■ **SELECTION**
————

# qwest dsl modem actiontec GT701WG wireless



## rosepetal (Jan 18, 2004)

I got a qwest actiontec GT701WG wireless modem but it is missing the qwest installation cd, the usb cable and Cat 5 cable.

Does qwest have a website, that I can go to get the installation cd?
Will any usb cable or cat5 cable work on this wireless modem?

I have qwest telephone for many years, and would like to get dsl.

I have used dialup for several years, and don't know anything about dsl, and wireless modems.

Thank you for any help.


----------



## VAComputerSvcs (Feb 11, 2007)

If you don't have DSL service with Qwest, you will need to sign up for it. You can tell them to not purchase a modem, since the Actiontec GT701-WG is a fully compatible modem.

Suggestion: DON'T USE USB. It's unreliable, and not designed for network connectivity. 
USE CAT-5E ETHERNET! It's reliable and easy to setup. No CD needed for Ethernet installations.

Assuming you have activated your DSL, you will need to make sure your DSL modem is connected correctly. This includes:
- Power wire
- Phone wire, unfiltered.
- Ethernet wire
- All other phone in the house with DSL filters on them

Next, go to http://192.168.0.1 to access the router. 
Click Setup/Configuration
Click "Begin Basic Setup"
Click "Next"
Indicate PPPoA, then click Next
Type in your username and password Qwest gave you.

If you need help or have questions about your account, you should call Qwest. 1-800-244-1111


----------



## JohnWill (Oct 19, 2002)

I agree, do NOT use their setup software, it is not required!


----------



## Bob Cerelli (Nov 3, 2002)

Here is Qwest's support page for that modem:
http://www.qwest.com/internethelp/modems/gt701/index.html

The instructions for how to configure the modem for different situations are detailed there.


----------



## rosepetal (Jan 18, 2004)

Okay I wanted to take this qwest actiontec GT701WG wireless modem over to my daughters house and test it with their qwest dsl service to make sure it works before I setup service with Qwest dsl and then find out the darn modem doesn't work and have to buy another modem.

Question is if I hook it up at their home will my modem mess up their own modem setup that they have setup on their computers.??


----------



## Bob Cerelli (Nov 3, 2002)

Without knowing more details, it is difficult to determine if you can just just connect your new modem at their house and what effect it may have on existing computers.


----------



## rosepetal (Jan 18, 2004)

dsl service was activated for my home.
dsl 7mbps, qwest mailed me a cd disk which I also received today. 
No information about a user name and password. I did try going to the 192.168.0.1 site, it also asked for a username/password .
Qwest rep. didn't mention a word about having to have a username/password to setup my qwest dsl and actiontec GT-701-WG modem.

Also the Actiontec GT-701-WG modem, showed when trying to use the Qwest disk they sent me that the modem has to have username password. Which I have no clue how to find the information for either.

I have used dialup for the last 4 years, and do not understand the dsl hookup procedure.


How do I find out the usernames passwords ?


----------



## Bob Cerelli (Nov 3, 2002)

If that's all, then check with the user guide. From what I remember, those models don't have a default username and password assigned.

In fact, if you are getting that far, then the computer is already being assigned an IP address by the router, which is a good sign.

Here is the information on that router from Qwest:
http://www.qwest.com/internethelp/modems/gt701/index.html


----------

————

■ **SOURCE MATERIAL**
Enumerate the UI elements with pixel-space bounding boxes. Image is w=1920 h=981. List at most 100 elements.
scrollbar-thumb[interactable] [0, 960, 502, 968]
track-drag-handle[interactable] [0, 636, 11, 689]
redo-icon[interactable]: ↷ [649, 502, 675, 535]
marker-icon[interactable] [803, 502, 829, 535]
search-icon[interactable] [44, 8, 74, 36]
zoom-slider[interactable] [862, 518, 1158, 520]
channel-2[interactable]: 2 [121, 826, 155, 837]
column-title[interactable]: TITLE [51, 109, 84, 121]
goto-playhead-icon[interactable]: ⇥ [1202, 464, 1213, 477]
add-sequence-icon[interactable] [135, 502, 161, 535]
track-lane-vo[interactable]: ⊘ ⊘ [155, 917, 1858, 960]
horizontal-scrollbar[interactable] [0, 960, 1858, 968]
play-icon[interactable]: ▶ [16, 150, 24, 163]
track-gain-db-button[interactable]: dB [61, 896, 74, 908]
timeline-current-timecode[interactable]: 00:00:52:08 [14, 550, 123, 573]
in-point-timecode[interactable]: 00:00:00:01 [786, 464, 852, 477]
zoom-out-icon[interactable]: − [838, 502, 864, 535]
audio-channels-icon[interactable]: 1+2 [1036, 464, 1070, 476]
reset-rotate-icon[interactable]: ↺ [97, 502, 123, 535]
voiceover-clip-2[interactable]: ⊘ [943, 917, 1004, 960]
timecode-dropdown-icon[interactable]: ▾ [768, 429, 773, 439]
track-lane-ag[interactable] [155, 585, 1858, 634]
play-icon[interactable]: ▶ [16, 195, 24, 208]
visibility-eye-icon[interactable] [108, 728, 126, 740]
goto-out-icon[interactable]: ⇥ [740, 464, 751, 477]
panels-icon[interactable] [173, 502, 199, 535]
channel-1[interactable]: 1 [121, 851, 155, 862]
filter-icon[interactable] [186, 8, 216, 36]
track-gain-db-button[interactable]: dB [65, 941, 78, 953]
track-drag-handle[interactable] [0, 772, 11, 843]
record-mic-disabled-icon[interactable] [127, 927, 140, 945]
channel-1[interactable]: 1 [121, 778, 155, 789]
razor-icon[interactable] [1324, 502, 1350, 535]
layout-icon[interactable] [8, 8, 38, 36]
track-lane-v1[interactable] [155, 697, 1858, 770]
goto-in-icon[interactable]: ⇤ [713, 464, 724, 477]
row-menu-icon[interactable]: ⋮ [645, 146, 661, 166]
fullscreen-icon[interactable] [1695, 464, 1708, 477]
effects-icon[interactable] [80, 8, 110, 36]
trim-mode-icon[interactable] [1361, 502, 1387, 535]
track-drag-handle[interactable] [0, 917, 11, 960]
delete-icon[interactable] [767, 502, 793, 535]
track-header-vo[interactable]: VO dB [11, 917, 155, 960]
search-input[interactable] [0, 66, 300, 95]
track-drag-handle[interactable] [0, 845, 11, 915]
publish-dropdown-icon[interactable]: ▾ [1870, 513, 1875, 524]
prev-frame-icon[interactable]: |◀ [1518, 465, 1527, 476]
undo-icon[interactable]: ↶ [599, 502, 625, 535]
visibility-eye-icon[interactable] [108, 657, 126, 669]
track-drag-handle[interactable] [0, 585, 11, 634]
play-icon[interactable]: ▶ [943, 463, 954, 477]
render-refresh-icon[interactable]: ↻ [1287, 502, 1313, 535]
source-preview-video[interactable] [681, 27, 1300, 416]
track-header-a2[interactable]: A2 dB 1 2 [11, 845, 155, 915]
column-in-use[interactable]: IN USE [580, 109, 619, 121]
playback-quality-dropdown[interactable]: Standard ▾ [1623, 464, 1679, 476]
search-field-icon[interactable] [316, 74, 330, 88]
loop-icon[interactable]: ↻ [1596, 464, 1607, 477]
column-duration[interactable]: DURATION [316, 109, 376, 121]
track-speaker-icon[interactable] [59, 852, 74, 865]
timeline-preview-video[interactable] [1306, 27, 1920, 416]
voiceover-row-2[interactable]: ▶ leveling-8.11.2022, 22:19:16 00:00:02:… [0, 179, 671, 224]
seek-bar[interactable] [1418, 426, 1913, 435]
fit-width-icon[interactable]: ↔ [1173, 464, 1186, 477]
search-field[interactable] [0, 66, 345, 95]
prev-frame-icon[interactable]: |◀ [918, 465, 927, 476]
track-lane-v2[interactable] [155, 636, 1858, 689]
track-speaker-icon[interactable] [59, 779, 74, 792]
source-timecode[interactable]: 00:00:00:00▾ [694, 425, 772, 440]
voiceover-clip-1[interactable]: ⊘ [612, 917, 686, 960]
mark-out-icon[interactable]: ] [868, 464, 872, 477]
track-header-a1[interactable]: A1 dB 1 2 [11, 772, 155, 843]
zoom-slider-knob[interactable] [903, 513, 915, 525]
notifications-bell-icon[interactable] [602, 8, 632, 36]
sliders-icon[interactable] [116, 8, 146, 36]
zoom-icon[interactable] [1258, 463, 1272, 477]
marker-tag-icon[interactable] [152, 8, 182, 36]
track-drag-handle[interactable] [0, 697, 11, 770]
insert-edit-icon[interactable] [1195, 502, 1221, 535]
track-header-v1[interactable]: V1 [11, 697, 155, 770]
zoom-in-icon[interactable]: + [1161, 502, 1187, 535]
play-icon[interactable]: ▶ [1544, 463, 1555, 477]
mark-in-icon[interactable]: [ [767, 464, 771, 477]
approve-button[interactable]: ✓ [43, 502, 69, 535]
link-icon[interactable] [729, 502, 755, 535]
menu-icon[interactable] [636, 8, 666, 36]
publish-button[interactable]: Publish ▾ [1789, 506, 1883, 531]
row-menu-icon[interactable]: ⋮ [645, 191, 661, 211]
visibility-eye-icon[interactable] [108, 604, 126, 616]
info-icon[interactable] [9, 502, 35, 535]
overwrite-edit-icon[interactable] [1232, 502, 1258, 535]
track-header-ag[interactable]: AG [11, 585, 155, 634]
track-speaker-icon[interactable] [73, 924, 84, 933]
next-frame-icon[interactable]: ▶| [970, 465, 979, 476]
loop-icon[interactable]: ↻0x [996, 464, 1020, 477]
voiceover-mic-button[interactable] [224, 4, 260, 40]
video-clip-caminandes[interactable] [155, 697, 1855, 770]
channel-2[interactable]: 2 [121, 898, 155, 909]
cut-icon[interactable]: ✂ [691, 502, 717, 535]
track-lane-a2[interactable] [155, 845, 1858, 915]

————

■ **GOALS**
**a)** In the modem thread, which protocol is selected during basic setup before clicking Next?
**b)** Select every line of the rows that contains the string "frame".
The modem thread and the rows have nothing to do with each other.

■ **THE SOLUTIONS**
**a)** PPPoA.

**b)**
prev-frame-icon[interactable]: |◀ [1518, 465, 1527, 476]
prev-frame-icon[interactable]: |◀ [918, 465, 927, 476]
next-frame-icon[interactable]: ▶| [970, 465, 979, 476]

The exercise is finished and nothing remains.